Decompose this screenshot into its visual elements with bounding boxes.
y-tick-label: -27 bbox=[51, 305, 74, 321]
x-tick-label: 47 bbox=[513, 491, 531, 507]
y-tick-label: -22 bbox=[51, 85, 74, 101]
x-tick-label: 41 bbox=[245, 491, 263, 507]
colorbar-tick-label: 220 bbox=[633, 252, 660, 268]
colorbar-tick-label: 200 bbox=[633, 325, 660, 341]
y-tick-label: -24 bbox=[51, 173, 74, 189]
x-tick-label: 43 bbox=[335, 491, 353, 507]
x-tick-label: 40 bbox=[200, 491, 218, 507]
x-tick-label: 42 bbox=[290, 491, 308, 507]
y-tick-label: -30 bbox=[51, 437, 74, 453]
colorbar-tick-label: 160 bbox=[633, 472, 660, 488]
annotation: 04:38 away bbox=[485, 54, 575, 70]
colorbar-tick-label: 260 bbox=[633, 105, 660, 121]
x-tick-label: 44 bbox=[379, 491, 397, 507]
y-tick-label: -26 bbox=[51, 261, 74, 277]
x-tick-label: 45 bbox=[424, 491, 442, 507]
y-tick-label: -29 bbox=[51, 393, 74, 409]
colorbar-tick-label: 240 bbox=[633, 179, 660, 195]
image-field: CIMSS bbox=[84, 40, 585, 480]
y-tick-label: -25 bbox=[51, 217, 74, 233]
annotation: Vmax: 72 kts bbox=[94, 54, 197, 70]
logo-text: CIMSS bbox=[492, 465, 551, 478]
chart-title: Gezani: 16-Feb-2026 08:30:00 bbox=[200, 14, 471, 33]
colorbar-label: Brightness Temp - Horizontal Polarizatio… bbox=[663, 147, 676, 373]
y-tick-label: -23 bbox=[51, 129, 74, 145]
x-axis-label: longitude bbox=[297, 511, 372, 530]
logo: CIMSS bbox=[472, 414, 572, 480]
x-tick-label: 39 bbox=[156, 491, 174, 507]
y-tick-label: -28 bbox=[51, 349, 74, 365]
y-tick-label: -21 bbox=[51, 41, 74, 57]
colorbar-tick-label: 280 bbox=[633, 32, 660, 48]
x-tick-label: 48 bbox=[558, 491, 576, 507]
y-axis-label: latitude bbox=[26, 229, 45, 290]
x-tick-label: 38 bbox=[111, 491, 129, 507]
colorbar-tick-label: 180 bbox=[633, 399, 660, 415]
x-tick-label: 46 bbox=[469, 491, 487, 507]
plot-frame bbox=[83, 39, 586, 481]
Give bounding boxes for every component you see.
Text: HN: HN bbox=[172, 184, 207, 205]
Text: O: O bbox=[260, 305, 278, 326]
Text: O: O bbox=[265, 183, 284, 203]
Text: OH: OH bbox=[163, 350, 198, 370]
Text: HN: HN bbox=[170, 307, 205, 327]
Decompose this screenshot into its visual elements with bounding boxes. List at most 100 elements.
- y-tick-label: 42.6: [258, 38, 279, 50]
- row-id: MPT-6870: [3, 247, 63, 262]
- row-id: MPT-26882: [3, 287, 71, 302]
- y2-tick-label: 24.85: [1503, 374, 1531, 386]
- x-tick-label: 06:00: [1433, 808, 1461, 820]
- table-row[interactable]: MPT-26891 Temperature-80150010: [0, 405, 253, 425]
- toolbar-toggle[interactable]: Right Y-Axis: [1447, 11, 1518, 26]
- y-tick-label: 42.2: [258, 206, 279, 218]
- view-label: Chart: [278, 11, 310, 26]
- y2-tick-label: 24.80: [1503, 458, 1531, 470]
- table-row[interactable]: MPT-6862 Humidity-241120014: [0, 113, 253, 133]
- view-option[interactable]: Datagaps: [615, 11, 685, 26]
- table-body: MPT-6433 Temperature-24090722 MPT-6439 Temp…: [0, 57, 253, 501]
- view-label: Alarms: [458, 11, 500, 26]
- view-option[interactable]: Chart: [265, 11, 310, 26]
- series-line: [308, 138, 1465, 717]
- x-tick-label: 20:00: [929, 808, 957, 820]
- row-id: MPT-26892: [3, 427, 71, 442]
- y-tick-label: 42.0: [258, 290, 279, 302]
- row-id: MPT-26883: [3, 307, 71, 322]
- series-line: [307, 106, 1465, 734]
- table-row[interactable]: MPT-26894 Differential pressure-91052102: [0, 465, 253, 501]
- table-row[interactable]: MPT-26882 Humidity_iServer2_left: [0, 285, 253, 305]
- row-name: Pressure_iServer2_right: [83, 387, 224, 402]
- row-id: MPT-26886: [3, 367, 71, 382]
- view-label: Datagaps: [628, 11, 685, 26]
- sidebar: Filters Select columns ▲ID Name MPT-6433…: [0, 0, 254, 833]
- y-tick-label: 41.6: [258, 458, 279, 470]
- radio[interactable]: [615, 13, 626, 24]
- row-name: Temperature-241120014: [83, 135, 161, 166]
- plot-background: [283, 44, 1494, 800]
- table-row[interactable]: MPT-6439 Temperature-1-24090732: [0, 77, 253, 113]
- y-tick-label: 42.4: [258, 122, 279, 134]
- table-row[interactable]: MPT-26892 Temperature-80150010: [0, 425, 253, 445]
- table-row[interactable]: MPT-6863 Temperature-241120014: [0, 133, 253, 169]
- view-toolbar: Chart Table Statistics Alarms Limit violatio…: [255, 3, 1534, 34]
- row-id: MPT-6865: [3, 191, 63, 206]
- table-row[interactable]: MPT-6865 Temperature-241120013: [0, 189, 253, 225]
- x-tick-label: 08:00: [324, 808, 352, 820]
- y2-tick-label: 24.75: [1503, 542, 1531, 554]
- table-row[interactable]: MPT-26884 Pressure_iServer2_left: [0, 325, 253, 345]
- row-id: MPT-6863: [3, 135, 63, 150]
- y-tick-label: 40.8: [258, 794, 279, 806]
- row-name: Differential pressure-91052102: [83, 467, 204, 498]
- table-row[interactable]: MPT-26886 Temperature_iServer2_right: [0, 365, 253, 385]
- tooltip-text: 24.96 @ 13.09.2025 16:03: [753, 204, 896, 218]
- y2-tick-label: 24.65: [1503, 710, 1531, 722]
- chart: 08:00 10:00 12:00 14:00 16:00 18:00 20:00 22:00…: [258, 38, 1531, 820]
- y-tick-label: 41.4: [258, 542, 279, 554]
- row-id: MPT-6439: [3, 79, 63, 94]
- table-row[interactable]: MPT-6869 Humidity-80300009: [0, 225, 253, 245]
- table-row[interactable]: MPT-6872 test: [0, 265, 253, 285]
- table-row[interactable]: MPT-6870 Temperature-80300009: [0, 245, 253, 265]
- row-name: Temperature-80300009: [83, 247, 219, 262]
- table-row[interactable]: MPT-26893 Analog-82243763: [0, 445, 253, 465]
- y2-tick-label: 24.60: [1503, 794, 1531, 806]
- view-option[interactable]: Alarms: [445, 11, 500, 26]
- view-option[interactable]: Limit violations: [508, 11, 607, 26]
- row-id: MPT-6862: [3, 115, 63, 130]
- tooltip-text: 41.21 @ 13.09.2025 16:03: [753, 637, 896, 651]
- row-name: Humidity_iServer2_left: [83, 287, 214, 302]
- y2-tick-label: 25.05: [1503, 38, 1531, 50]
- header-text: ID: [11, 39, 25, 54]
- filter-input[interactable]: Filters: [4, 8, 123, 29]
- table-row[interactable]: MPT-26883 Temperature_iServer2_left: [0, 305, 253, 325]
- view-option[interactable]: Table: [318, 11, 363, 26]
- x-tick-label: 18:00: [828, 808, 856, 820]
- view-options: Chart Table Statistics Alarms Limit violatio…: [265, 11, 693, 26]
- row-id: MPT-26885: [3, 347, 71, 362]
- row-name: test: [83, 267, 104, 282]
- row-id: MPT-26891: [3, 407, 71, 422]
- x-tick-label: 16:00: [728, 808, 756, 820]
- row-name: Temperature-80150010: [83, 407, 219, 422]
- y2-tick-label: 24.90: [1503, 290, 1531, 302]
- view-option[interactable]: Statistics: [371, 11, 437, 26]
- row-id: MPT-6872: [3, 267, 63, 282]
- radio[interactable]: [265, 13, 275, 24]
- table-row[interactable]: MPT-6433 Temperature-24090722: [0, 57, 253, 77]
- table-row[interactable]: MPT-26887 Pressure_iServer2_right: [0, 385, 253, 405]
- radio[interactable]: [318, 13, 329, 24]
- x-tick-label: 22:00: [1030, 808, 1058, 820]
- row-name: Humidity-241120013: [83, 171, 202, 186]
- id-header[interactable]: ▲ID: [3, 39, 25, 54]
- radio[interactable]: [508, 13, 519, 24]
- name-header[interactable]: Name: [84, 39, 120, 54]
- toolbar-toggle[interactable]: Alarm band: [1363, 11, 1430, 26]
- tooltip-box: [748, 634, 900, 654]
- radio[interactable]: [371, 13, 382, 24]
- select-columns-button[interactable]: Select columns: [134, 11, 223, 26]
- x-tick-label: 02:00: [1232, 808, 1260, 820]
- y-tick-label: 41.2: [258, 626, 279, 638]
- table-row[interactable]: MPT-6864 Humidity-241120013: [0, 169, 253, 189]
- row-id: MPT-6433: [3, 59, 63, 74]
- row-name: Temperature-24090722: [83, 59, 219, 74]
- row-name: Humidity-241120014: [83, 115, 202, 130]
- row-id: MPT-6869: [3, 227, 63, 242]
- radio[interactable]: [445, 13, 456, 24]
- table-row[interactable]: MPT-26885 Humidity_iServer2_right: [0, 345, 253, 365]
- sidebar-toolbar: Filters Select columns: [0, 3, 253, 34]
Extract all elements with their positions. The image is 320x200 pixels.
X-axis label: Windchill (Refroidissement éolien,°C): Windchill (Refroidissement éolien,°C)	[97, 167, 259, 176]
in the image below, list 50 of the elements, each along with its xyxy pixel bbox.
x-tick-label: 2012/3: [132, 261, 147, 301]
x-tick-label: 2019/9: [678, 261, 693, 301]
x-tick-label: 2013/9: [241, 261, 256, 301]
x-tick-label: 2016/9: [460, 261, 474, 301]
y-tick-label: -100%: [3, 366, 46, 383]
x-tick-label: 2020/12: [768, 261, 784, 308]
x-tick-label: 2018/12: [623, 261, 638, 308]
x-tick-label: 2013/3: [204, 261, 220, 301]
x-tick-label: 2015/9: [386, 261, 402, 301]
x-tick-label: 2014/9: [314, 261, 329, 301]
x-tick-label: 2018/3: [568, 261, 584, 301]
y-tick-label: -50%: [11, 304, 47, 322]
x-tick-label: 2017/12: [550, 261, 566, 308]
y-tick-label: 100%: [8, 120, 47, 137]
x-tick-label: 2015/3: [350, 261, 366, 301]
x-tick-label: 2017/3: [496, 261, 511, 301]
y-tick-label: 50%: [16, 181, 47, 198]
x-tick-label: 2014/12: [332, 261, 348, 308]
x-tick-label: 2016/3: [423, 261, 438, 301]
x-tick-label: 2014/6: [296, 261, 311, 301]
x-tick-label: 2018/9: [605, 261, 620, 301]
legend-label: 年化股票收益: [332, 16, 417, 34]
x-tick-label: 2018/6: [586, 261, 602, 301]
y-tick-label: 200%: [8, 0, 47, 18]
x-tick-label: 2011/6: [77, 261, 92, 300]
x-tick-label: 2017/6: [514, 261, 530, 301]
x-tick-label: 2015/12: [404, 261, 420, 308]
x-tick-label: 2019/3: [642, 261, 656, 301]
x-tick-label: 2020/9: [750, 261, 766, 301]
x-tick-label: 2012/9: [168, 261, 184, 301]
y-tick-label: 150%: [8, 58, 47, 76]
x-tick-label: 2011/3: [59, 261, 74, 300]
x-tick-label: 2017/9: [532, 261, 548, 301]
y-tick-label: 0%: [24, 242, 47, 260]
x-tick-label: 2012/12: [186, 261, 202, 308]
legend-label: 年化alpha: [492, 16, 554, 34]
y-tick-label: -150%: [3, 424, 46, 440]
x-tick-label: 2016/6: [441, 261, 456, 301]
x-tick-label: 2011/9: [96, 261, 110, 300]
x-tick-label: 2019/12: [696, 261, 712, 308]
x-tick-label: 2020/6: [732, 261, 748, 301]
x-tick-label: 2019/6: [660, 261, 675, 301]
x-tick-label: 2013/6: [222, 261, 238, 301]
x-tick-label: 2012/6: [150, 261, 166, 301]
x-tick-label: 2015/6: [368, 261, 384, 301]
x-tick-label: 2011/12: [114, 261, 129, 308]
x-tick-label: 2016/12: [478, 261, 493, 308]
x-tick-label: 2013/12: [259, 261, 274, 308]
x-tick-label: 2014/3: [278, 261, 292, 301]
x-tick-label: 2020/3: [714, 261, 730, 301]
+++
Could you set down, word for word, the lines from the very first one through the line containing "y-tick-label: -24 bbox=[51, 173, 74, 189]", including both of those lines?

**RIGHT ANSWER**
Decompose this screenshot into its visual elements with bounding boxes.
y-tick-label: -27 bbox=[51, 305, 74, 321]
x-tick-label: 47 bbox=[513, 491, 531, 507]
y-tick-label: -22 bbox=[51, 85, 74, 101]
x-tick-label: 41 bbox=[245, 491, 263, 507]
colorbar-tick-label: 220 bbox=[633, 252, 660, 268]
colorbar-tick-label: 200 bbox=[633, 325, 660, 341]
y-tick-label: -24 bbox=[51, 173, 74, 189]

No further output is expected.